TASK DETAILS
Search the material for the word "this" and report each line where it turns up.

(Stored entries)

----

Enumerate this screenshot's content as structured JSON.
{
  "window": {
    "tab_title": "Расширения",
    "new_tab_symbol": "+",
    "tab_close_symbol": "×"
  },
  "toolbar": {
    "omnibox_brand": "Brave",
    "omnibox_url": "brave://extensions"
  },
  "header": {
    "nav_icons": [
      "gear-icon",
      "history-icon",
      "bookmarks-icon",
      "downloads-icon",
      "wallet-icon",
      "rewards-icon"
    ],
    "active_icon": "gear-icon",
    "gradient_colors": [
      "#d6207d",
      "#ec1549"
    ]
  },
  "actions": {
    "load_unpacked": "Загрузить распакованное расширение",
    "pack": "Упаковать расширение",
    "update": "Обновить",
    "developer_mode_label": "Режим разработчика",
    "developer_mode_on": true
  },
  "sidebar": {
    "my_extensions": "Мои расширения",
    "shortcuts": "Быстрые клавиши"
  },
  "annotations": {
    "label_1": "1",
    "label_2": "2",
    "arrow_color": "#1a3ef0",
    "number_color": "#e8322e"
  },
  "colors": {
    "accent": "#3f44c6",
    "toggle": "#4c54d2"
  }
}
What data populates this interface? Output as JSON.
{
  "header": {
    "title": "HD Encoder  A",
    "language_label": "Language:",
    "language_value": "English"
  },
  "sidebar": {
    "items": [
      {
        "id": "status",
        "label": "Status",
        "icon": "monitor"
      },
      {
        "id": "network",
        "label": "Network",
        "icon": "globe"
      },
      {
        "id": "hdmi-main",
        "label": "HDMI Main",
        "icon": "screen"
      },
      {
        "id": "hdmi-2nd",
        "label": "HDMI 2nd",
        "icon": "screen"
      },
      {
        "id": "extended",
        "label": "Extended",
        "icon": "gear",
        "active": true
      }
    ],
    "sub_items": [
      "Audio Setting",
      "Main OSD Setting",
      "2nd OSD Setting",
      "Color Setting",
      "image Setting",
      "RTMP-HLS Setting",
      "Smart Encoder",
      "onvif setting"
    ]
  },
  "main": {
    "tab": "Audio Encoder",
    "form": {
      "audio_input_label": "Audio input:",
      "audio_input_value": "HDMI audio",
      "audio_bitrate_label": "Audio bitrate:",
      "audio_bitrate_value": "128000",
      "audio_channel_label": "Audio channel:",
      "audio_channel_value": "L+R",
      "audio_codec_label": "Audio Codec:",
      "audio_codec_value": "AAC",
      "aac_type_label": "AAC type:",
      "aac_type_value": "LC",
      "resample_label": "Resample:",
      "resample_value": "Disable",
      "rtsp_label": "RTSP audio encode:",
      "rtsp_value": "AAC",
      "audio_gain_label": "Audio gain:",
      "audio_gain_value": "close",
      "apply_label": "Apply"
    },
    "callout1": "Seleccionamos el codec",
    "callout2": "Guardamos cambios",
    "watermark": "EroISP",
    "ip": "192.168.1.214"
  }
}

----

WRITTEN SOLUTION
Enumerate this screenshot's content as structured JSON.
What data populates this interface? Output as JSON.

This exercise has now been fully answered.